▶ **What to do**
Make an exact copy of the records, with the images left out.

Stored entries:
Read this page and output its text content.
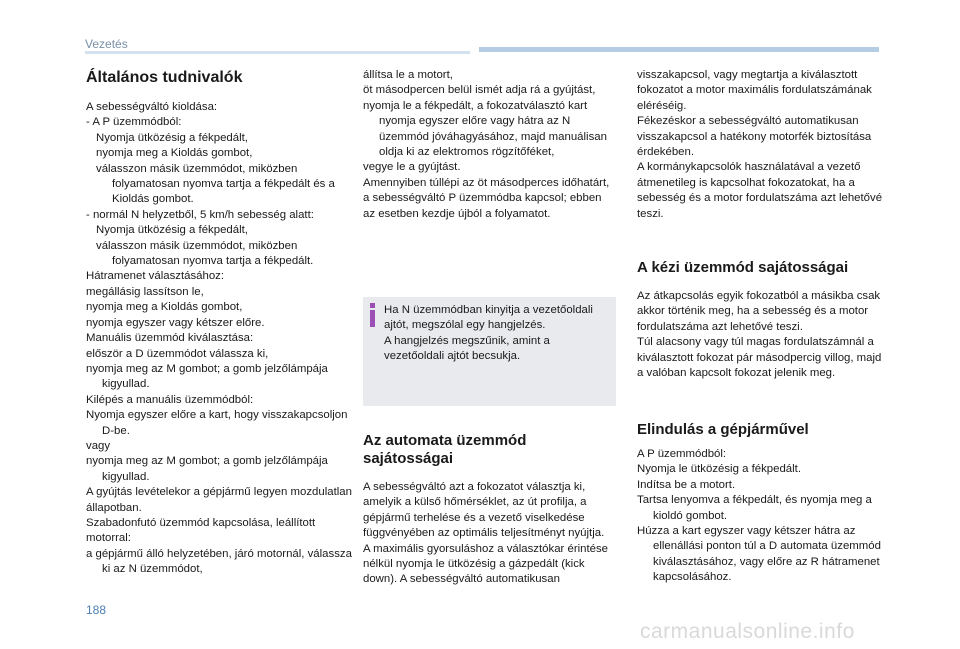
Vezetés
Általános tudnivalók

A sebességváltó kioldása:

- A P üzemmódból:

Nyomja ütközésig a fékpedált,

nyomja meg a Kioldás gombot,

válasszon másik üzemmódot, miközben folyamatosan nyomva tartja a fékpedált és a Kioldás gombot.

- normál N helyzetből, 5 km/h sebesség alatt:

Nyomja ütközésig a fékpedált,

válasszon másik üzemmódot, miközben folyamatosan nyomva tartja a fékpedált.

Hátramenet választásához:

megállásig lassítson le,

nyomja meg a Kioldás gombot,

nyomja egyszer vagy kétszer előre.

Manuális üzemmód kiválasztása:

először a D üzemmódot válassza ki,

nyomja meg az M gombot; a gomb jelzőlámpája kigyullad.

Kilépés a manuális üzemmódból:

Nyomja egyszer előre a kart, hogy visszakapcsoljon D-be.

vagy

nyomja meg az M gombot; a gomb jelzőlámpája kigyullad.

A gyújtás levételekor a gépjármű legyen mozdulatlan állapotban.

Szabadonfutó üzemmód kapcsolása, leállított motorral:

a gépjármű álló helyzetében, járó motornál, válassza ki az N üzemmódot,

állítsa le a motort,

öt másodpercen belül ismét adja rá a gyújtást,

nyomja le a fékpedált, a fokozatválasztó kart nyomja egyszer előre vagy hátra az N üzemmód jóváhagyásához, majd manuálisan oldja ki az elektromos rögzítőféket,

vegye le a gyújtást.

Amennyiben túllépi az öt másodperces időhatárt, a sebességváltó P üzemmódba kapcsol; ebben az esetben kezdje újból a folyamatot.

Ha N üzemmódban kinyitja a vezetőoldali ajtót, megszólal egy hangjelzés.

A hangjelzés megszűnik, amint a vezetőoldali ajtót becsukja.

Az automata üzemmód sajátosságai

A sebességváltó azt a fokozatot választja ki, amelyik a külső hőmérséklet, az út profilja, a gépjármű terhelése és a vezető viselkedése függvényében az optimális teljesítményt nyújtja.

A maximális gyorsuláshoz a választókar érintése nélkül nyomja le ütközésig a gázpedált (kick down). A sebességváltó automatikusan

visszakapcsol, vagy megtartja a kiválasztott fokozatot a motor maximális fordulatszámának eléréséig.

Fékezéskor a sebességváltó automatikusan visszakapcsol a hatékony motorfék biztosítása érdekében.

A kormánykapcsolók használatával a vezető átmenetileg is kapcsolhat fokozatokat, ha a sebesség és a motor fordulatszáma azt lehetővé teszi.

A kézi üzemmód sajátosságai

Az átkapcsolás egyik fokozatból a másikba csak akkor történik meg, ha a sebesség és a motor fordulatszáma azt lehetővé teszi.

Túl alacsony vagy túl magas fordulatszámnál a kiválasztott fokozat pár másodpercig villog, majd a valóban kapcsolt fokozat jelenik meg.

Elindulás a gépjárművel

A P üzemmódból:

Nyomja le ütközésig a fékpedált.

Indítsa be a motort.

Tartsa lenyomva a fékpedált, és nyomja meg a kioldó gombot.

Húzza a kart egyszer vagy kétszer hátra az ellenállási ponton túl a D automata üzemmód kiválasztásához, vagy előre az R hátramenet kapcsolásához.

188
carmanualsonline.info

▶ **Response**
Read this page and output its text content.
Vezetés
Általános tudnivalók

A sebességváltó kioldása:

- A P üzemmódból:

Nyomja ütközésig a fékpedált,

nyomja meg a Kioldás gombot,

válasszon másik üzemmódot, miközben folyamatosan nyomva tartja a fékpedált és a Kioldás gombot.

- normál N helyzetből, 5 km/h sebesség alatt:

Nyomja ütközésig a fékpedált,

válasszon másik üzemmódot, miközben folyamatosan nyomva tartja a fékpedált.

Hátramenet választásához:

megállásig lassítson le,

nyomja meg a Kioldás gombot,

nyomja egyszer vagy kétszer előre.

Manuális üzemmód kiválasztása:

először a D üzemmódot válassza ki,

nyomja meg az M gombot; a gomb jelzőlámpája kigyullad.

Kilépés a manuális üzemmódból:

Nyomja egyszer előre a kart, hogy visszakapcsoljon D-be.

vagy

nyomja meg az M gombot; a gomb jelzőlámpája kigyullad.

A gyújtás levételekor a gépjármű legyen mozdulatlan állapotban.

Szabadonfutó üzemmód kapcsolása, leállított motorral:

a gépjármű álló helyzetében, járó motornál, válassza ki az N üzemmódot,

állítsa le a motort,

öt másodpercen belül ismét adja rá a gyújtást,

nyomja le a fékpedált, a fokozatválasztó kart nyomja egyszer előre vagy hátra az N üzemmód jóváhagyásához, majd manuálisan oldja ki az elektromos rögzítőféket,

vegye le a gyújtást.

Amennyiben túllépi az öt másodperces időhatárt, a sebességváltó P üzemmódba kapcsol; ebben az esetben kezdje újból a folyamatot.

Ha N üzemmódban kinyitja a vezetőoldali ajtót, megszólal egy hangjelzés.

A hangjelzés megszűnik, amint a vezetőoldali ajtót becsukja.

Az automata üzemmód sajátosságai

A sebességváltó azt a fokozatot választja ki, amelyik a külső hőmérséklet, az út profilja, a gépjármű terhelése és a vezető viselkedése függvényében az optimális teljesítményt nyújtja.

A maximális gyorsuláshoz a választókar érintése nélkül nyomja le ütközésig a gázpedált (kick down). A sebességváltó automatikusan

visszakapcsol, vagy megtartja a kiválasztott fokozatot a motor maximális fordulatszámának eléréséig.

Fékezéskor a sebességváltó automatikusan visszakapcsol a hatékony motorfék biztosítása érdekében.

A kormánykapcsolók használatával a vezető átmenetileg is kapcsolhat fokozatokat, ha a sebesség és a motor fordulatszáma azt lehetővé teszi.

A kézi üzemmód sajátosságai

Az átkapcsolás egyik fokozatból a másikba csak akkor történik meg, ha a sebesség és a motor fordulatszáma azt lehetővé teszi.

Túl alacsony vagy túl magas fordulatszámnál a kiválasztott fokozat pár másodpercig villog, majd a valóban kapcsolt fokozat jelenik meg.

Elindulás a gépjárművel

A P üzemmódból:

Nyomja le ütközésig a fékpedált.

Indítsa be a motort.

Tartsa lenyomva a fékpedált, és nyomja meg a kioldó gombot.

Húzza a kart egyszer vagy kétszer hátra az ellenállási ponton túl a D automata üzemmód kiválasztásához, vagy előre az R hátramenet kapcsolásához.

188
carmanualsonline.info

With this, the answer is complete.